• **SOURCE DOCUMENT**:

+--

Re: [PATCH v6 3/4] mac80211: Implement Airtime-based Queue Limit (AQL)

Kan Yan <kyan@xxxxxxxxxx> · Fri, 8 Nov 2019 17:22:38 -0800

It is most likely just insufficient locking. active_txq_lock is per
AC, can't protect local->aql_total_pending_airtime against racing
conditions:
void ieee80211_sta_update_pending_airtime(...)
{
        spin_lock_bh(&local->active_txq_lock[ac]);
        ...
        local->aql_total_pending_airtime -= tx_airtime;
        ...
        spin_unlock_bh(&local->active_txq_lock[ac]);
}

After changing it to atomic_t, no more aql_total_pending_airtime
underflow so far :). Using atomic operation should also help reduce
CPU overhead due to lock contention, as
ieee80211_sta_update_pending_airtime() is often called from the tx
completion routine triggered by interrupts, often in a different core
than where __ieee80211_schedule_txq() is running.

I will post a new version a bit later if the test goes well.

Regards,
Kan

On Fri, Nov 8, 2019 at 3:17 AM Johannes Berg <johannes@xxxxxxxxxxxxxxxx> wrote:
>
> On Fri, 2019-11-08 at 12:10 +0100, Toke Høiland-Jørgensen wrote:
>
> > Right, bugger. I was thinking maybe there's a case where skbs can be
> > cloned (and retain the tx_time_est field) and then released twice?
>
> They could be cloned, but I don't see how that'd be while *inside* the
> stack and then they get reported twice - unless the driver did something
> like that?
>
> I mean, TCP surely does that for example, but it's before we even get to
> mac80211.
>
> > Or
> > maybe somewhere that steps on the skb->cb field in some other way?
> > Couldn't find anything obvious on a first perusal of the TX path code,
> > but maybe you could think of something?
>
> No, sorry. But I also didn't actually look at the driver at all.
>
> > Otherwise I guess we'll be forced to go and do some actual,
> > old-fashioned debugging ;)
>
> :)
>
> johannes
>

+--

• **DATA RECORDS**:
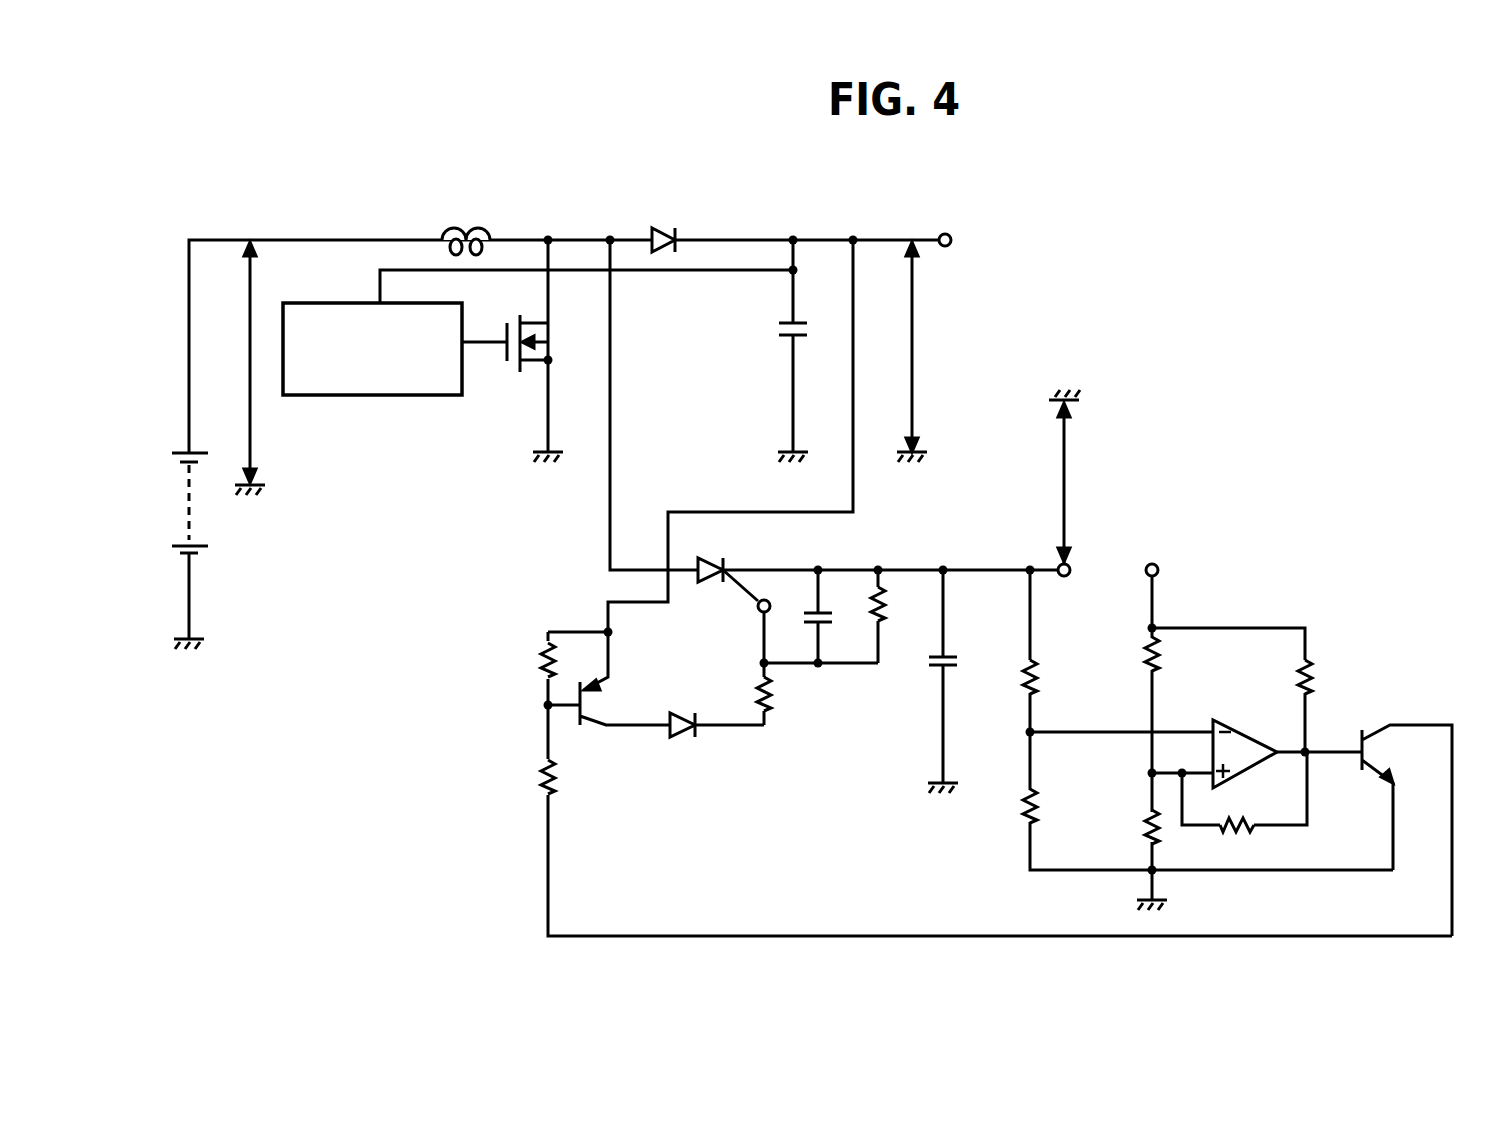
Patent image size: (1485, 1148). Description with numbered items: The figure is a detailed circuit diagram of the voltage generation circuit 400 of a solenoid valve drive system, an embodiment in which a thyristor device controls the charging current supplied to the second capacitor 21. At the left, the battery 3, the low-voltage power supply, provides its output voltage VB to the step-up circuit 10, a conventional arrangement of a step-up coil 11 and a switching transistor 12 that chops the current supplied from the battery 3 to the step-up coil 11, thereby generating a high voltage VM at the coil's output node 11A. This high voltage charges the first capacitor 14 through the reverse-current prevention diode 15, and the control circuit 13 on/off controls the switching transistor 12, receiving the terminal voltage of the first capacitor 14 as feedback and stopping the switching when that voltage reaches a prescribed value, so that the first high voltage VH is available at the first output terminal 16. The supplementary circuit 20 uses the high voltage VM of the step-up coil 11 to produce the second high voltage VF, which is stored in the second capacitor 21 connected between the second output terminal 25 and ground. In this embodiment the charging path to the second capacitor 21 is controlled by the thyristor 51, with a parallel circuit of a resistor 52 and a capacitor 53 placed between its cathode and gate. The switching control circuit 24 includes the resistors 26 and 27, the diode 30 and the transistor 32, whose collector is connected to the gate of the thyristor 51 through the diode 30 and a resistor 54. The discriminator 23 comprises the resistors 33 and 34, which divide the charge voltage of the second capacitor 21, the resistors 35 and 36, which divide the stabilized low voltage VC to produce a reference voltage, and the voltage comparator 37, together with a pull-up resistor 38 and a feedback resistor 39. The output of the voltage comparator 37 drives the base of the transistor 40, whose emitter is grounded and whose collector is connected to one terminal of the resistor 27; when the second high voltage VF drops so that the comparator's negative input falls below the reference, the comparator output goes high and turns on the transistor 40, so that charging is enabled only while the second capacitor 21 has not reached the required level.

The battery 3 is at (190, 500).
The step-up circuit 10 is at (590, 222).
The step-up coil 11 is at (462, 231).
The connection node 11A is at (548, 236).
The switching transistor 12 is at (516, 366).
The control circuit 13 is at (380, 396).
The first capacitor 14 is at (779, 332).
The reverse-current prevention diode 15 is at (672, 229).
The first output terminal 16 is at (947, 234).
The supplementary circuit 20 is at (1268, 602).
The second capacitor 21 is at (959, 659).
The discriminator 23 is at (1333, 717).
The switching control circuit 24 is at (540, 708).
The second output terminal 25 is at (1066, 577).
The resistor 26 is at (538, 658).
The resistor 27 is at (537, 778).
The diode 30 is at (684, 735).
The transistor 32 is at (592, 700).
The resistor 33 is at (1043, 666).
The resistor 34 is at (1024, 802).
The resistor 35 is at (1164, 654).
The resistor 36 is at (1145, 826).
The voltage comparator 37 is at (1240, 774).
The pull-up resistor 38 is at (1311, 659).
The feedback resistor 39 is at (1246, 836).
The transistor 40 is at (1380, 748).
The thyristor 51 is at (716, 561).
The resistor 52 is at (887, 594).
The capacitor 53 is at (830, 616).
The resistor 54 is at (779, 687).
The voltage generation circuit 400 is at (1107, 297).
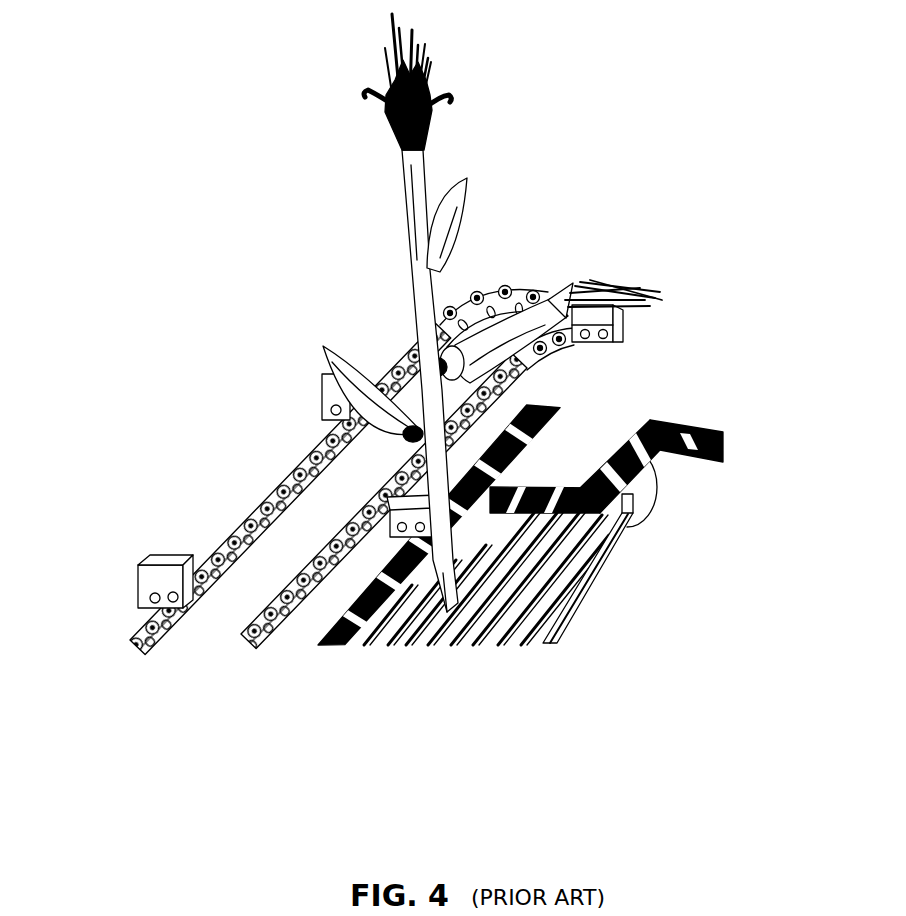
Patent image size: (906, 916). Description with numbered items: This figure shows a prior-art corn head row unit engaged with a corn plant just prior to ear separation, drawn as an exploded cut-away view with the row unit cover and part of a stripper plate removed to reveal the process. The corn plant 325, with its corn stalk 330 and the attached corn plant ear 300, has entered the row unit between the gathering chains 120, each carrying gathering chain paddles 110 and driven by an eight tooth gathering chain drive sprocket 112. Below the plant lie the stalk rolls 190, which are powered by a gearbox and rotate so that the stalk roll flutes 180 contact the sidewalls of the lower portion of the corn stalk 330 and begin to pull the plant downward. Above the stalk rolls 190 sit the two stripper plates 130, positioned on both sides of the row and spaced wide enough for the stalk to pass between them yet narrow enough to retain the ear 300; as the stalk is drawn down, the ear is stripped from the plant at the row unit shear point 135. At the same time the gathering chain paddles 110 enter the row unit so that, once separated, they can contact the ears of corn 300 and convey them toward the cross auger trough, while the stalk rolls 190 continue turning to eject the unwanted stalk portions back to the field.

The gathering chain paddles 110 is at (157, 582).
The 8 tooth gathering chain drive sprocket 112 is at (514, 283).
The gathering chain 120 is at (147, 652).
The stripper plates 130 is at (555, 482).
The row unit shear point 135 is at (560, 408).
The stalk roll flutes 180 is at (505, 634).
The stalk rolls 190 is at (633, 496).
The corn plant ear 300 is at (545, 300).
The corn stalk 325 is at (402, 188).
The corn stalk 330 is at (435, 445).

+--

• **CHALLENGES**:
a - In the patch discussion, rewrite the paragraph beginning "After changing it to atomic_t" more briefly, keeping its main facts.
b - According to the patch discussion, why should using an atomic operation reduce CPU overhead? Answer in one to three sentences.
c - Echo everything in the patch discussion from "spin_unlock_bh(&local->active_txq_lock[ac]);" down to "where __ieee80211_schedule_txq() is running.", word for word.

• **ANSWERS GIVEN**:
a - Since aql_total_pending_airtime was switched to atomic_t, it has not underflowed so far. Atomic operations should also lower CPU overhead from lock contention. This is because ieee80211_sta_update_pending_airtime() is often called from the interrupt-driven tx completion routine, usually on a different core from the one running __ieee80211_schedule_txq().

b - It avoids lock contention. ieee80211_sta_update_pending_airtime() is often called from the tx completion routine, which is triggered by interrupts. That routine often runs on a different core from the one running __ieee80211_schedule_txq().

c -
spin_unlock_bh(&local->active_txq_lock[ac]);
}

After changing it to atomic_t, no more aql_total_pending_airtime
underflow so far :). Using atomic operation should also help reduce
CPU overhead due to lock contention, as
ieee80211_sta_update_pending_airtime() is often called from the tx
completion routine triggered by interrupts, often in a different core
than where __ieee80211_schedule_txq() is running.